▸ **Objective**: Note each line where "Filter" appears, and copy it.

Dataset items
'''

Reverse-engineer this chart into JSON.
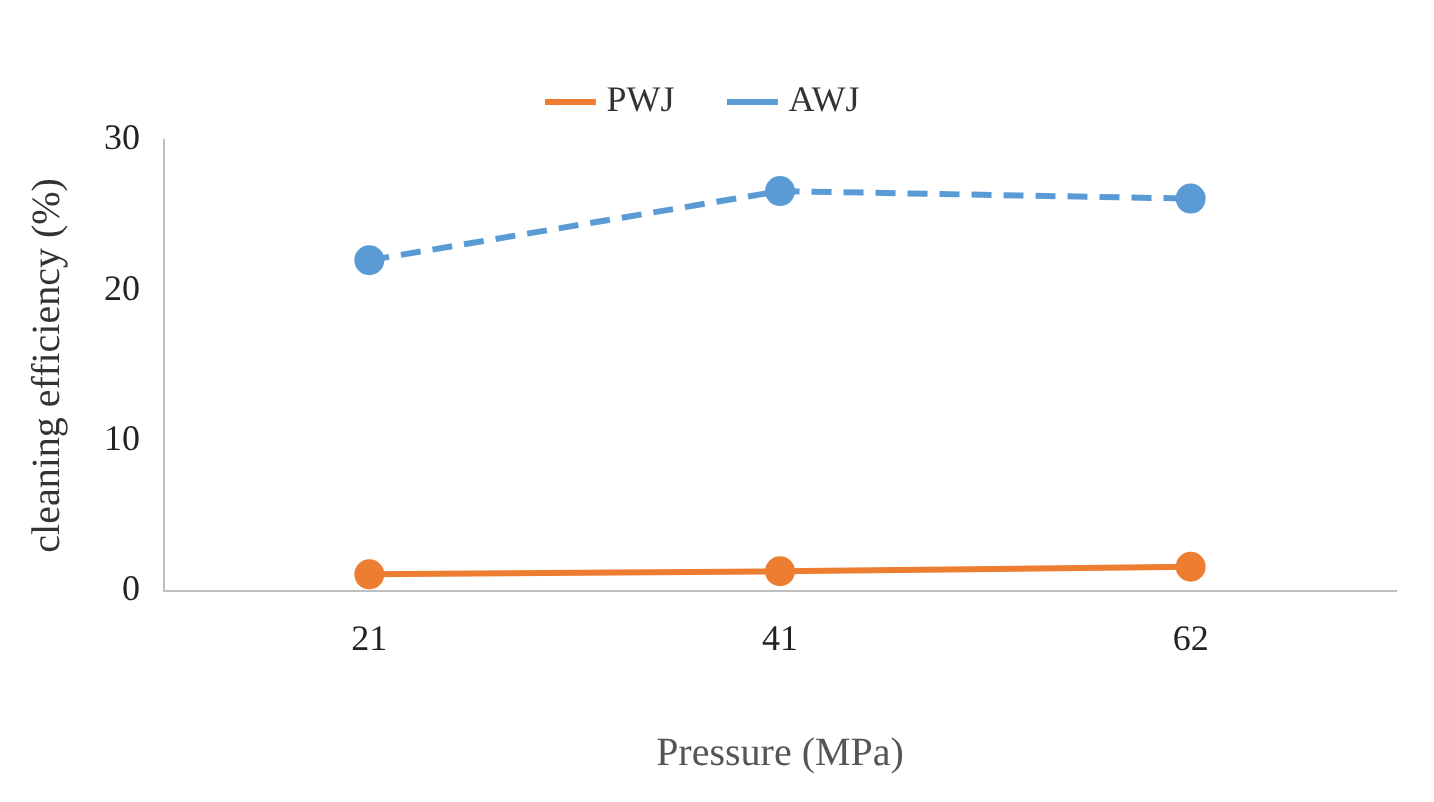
{
  "chart_data": {
    "type": "line",
    "xlabel": "Pressure (MPa)",
    "ylabel": "cleaning efficiency (%)",
    "categories": [
      "21",
      "41",
      "62"
    ],
    "series": [
      {
        "name": "PWJ",
        "color": "#ed7d31",
        "values": [
          1.1,
          1.3,
          1.6
        ],
        "line_style": "solid"
      },
      {
        "name": "AWJ",
        "color": "#5b9bd5",
        "values": [
          22,
          26.6,
          26.1
        ],
        "line_style": "dashed"
      }
    ],
    "ylim": [
      0,
      30
    ],
    "yticks": [
      0,
      10,
      20,
      30
    ],
    "grid": false,
    "legend": "top",
    "marker": "circle"
  }
}
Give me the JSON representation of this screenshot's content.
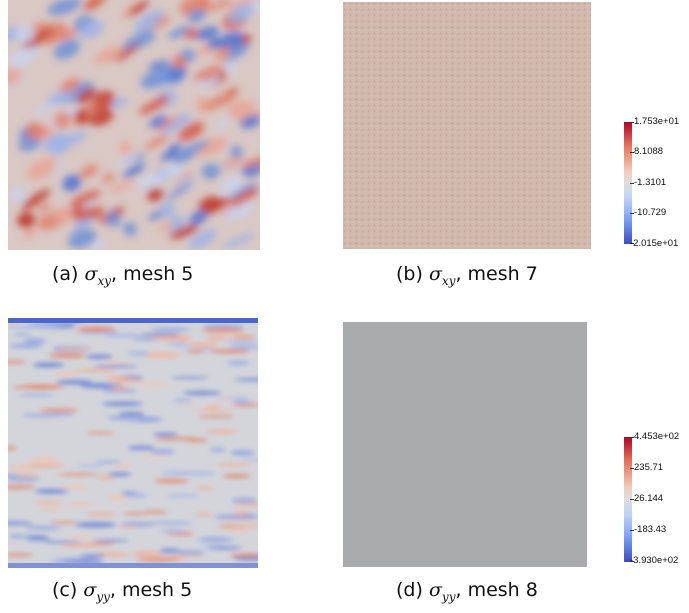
{
  "figures": [
    {
      "letter": "(a)",
      "symbol": "σ",
      "subscript": "xy",
      "suffix": ", mesh 5"
    },
    {
      "letter": "(b)",
      "symbol": "σ",
      "subscript": "xy",
      "suffix": ", mesh 7"
    },
    {
      "letter": "(c)",
      "symbol": "σ",
      "subscript": "yy",
      "suffix": ", mesh 5"
    },
    {
      "letter": "(d)",
      "symbol": "σ",
      "subscript": "yy",
      "suffix": ", mesh 8"
    }
  ],
  "colorbars": [
    {
      "labels": [
        "1.753e+01",
        "8.1088",
        "-1.3101",
        "-10.729",
        "-2.015e+01"
      ]
    },
    {
      "labels": [
        "4.453e+02",
        "235.71",
        "26.144",
        "-183.43",
        "-3.930e+02"
      ]
    }
  ],
  "colors": {
    "red": "#b2182b",
    "blue": "#2c4fb8",
    "neutral": "#d8d8d8",
    "mesh8_gray": "#a8aaab",
    "mesh7_tint": "#d4b6a8"
  }
}
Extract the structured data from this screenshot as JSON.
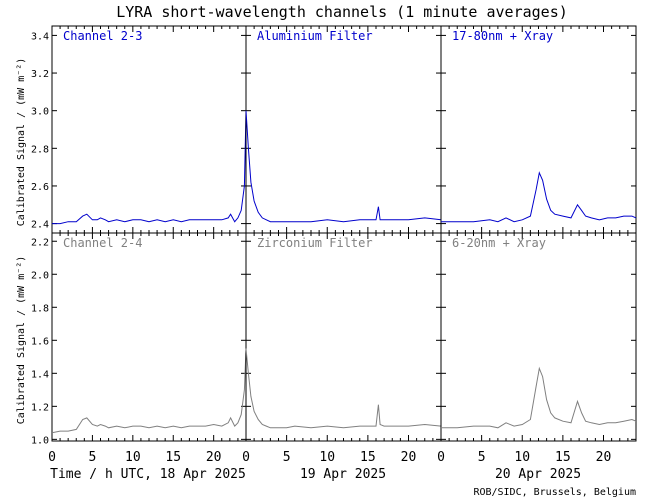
{
  "chart_data": {
    "type": "line",
    "title": "LYRA short-wavelength channels (1 minute averages)",
    "ylabel": "Calibrated Signal / (mW m⁻²)",
    "credit": "ROB/SIDC, Brussels, Belgium",
    "colors": {
      "top": "#0000cc",
      "bottom": "#808080"
    },
    "days": [
      {
        "label": "Time / h UTC, 18 Apr 2025"
      },
      {
        "label": "19 Apr 2025"
      },
      {
        "label": "20 Apr 2025"
      }
    ],
    "xtick_hours": [
      0,
      5,
      10,
      15,
      20
    ],
    "xlim": [
      0,
      24
    ],
    "rows": [
      {
        "ylim": [
          2.35,
          3.45
        ],
        "yticks": [
          "2.4",
          "2.6",
          "2.8",
          "3.0",
          "3.2",
          "3.4"
        ],
        "ytick_values": [
          2.4,
          2.6,
          2.8,
          3.0,
          3.2,
          3.4
        ],
        "series_color": "#0000cc",
        "panels": [
          {
            "name": "Channel 2-3",
            "x": [
              0,
              1,
              2,
              3,
              3.8,
              4.3,
              5,
              5.6,
              6,
              6.6,
              7,
              8,
              9,
              10,
              11,
              12,
              13,
              14,
              15,
              16,
              17,
              18,
              19,
              20,
              21,
              21.8,
              22.1,
              22.6,
              23,
              23.4,
              23.8,
              24
            ],
            "y": [
              2.4,
              2.4,
              2.41,
              2.41,
              2.44,
              2.45,
              2.42,
              2.42,
              2.43,
              2.42,
              2.41,
              2.42,
              2.41,
              2.42,
              2.42,
              2.41,
              2.42,
              2.41,
              2.42,
              2.41,
              2.42,
              2.42,
              2.42,
              2.42,
              2.42,
              2.43,
              2.45,
              2.41,
              2.43,
              2.47,
              2.6,
              3.0
            ]
          },
          {
            "name": "Aluminium Filter",
            "x": [
              0,
              0.3,
              0.6,
              1,
              1.5,
              2,
              2.5,
              3,
              4,
              5,
              6,
              8,
              10,
              12,
              14,
              16,
              16.3,
              16.5,
              17,
              18,
              20,
              22,
              24
            ],
            "y": [
              3.0,
              2.8,
              2.62,
              2.52,
              2.46,
              2.43,
              2.42,
              2.41,
              2.41,
              2.41,
              2.41,
              2.41,
              2.42,
              2.41,
              2.42,
              2.42,
              2.49,
              2.42,
              2.42,
              2.42,
              2.42,
              2.43,
              2.42
            ]
          },
          {
            "name": "17-80nm + Xray",
            "x": [
              0,
              2,
              4,
              6,
              7,
              8,
              9,
              10,
              11,
              11.7,
              12.1,
              12.5,
              13,
              13.5,
              14,
              15,
              16,
              16.8,
              17.3,
              17.8,
              18.5,
              19.5,
              20.5,
              21.5,
              22.5,
              23.5,
              24
            ],
            "y": [
              2.41,
              2.41,
              2.41,
              2.42,
              2.41,
              2.43,
              2.41,
              2.42,
              2.44,
              2.58,
              2.67,
              2.63,
              2.53,
              2.47,
              2.45,
              2.44,
              2.43,
              2.5,
              2.47,
              2.44,
              2.43,
              2.42,
              2.43,
              2.43,
              2.44,
              2.44,
              2.43
            ]
          }
        ]
      },
      {
        "ylim": [
          0.99,
          2.25
        ],
        "yticks": [
          "1.0",
          "1.2",
          "1.4",
          "1.6",
          "1.8",
          "2.0",
          "2.2"
        ],
        "ytick_values": [
          1.0,
          1.2,
          1.4,
          1.6,
          1.8,
          2.0,
          2.2
        ],
        "series_color": "#808080",
        "panels": [
          {
            "name": "Channel 2-4",
            "x": [
              0,
              1,
              2,
              3,
              3.8,
              4.3,
              5,
              5.6,
              6,
              6.6,
              7,
              8,
              9,
              10,
              11,
              12,
              13,
              14,
              15,
              16,
              17,
              18,
              19,
              20,
              21,
              21.8,
              22.1,
              22.6,
              23,
              23.4,
              23.8,
              24
            ],
            "y": [
              1.04,
              1.05,
              1.05,
              1.06,
              1.12,
              1.13,
              1.09,
              1.08,
              1.09,
              1.08,
              1.07,
              1.08,
              1.07,
              1.08,
              1.08,
              1.07,
              1.08,
              1.07,
              1.08,
              1.07,
              1.08,
              1.08,
              1.08,
              1.09,
              1.08,
              1.1,
              1.13,
              1.08,
              1.1,
              1.15,
              1.3,
              1.55
            ]
          },
          {
            "name": "Zirconium Filter",
            "x": [
              0,
              0.3,
              0.6,
              1,
              1.5,
              2,
              2.5,
              3,
              4,
              5,
              6,
              8,
              10,
              12,
              14,
              16,
              16.3,
              16.5,
              17,
              18,
              20,
              22,
              24
            ],
            "y": [
              1.55,
              1.4,
              1.26,
              1.17,
              1.12,
              1.09,
              1.08,
              1.07,
              1.07,
              1.07,
              1.08,
              1.07,
              1.08,
              1.07,
              1.08,
              1.08,
              1.21,
              1.09,
              1.08,
              1.08,
              1.08,
              1.09,
              1.08
            ]
          },
          {
            "name": "6-20nm + Xray",
            "x": [
              0,
              2,
              4,
              6,
              7,
              8,
              9,
              10,
              11,
              11.7,
              12.1,
              12.5,
              13,
              13.5,
              14,
              15,
              16,
              16.8,
              17.3,
              17.8,
              18.5,
              19.5,
              20.5,
              21.5,
              22.5,
              23.5,
              24
            ],
            "y": [
              1.07,
              1.07,
              1.08,
              1.08,
              1.07,
              1.1,
              1.08,
              1.09,
              1.12,
              1.32,
              1.43,
              1.38,
              1.24,
              1.16,
              1.13,
              1.11,
              1.1,
              1.23,
              1.16,
              1.11,
              1.1,
              1.09,
              1.1,
              1.1,
              1.11,
              1.12,
              1.11
            ]
          }
        ]
      }
    ]
  }
}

'''

▸ **Output of the exercise**:
            "name": "Aluminium Filter",
            "name": "Zirconium Filter",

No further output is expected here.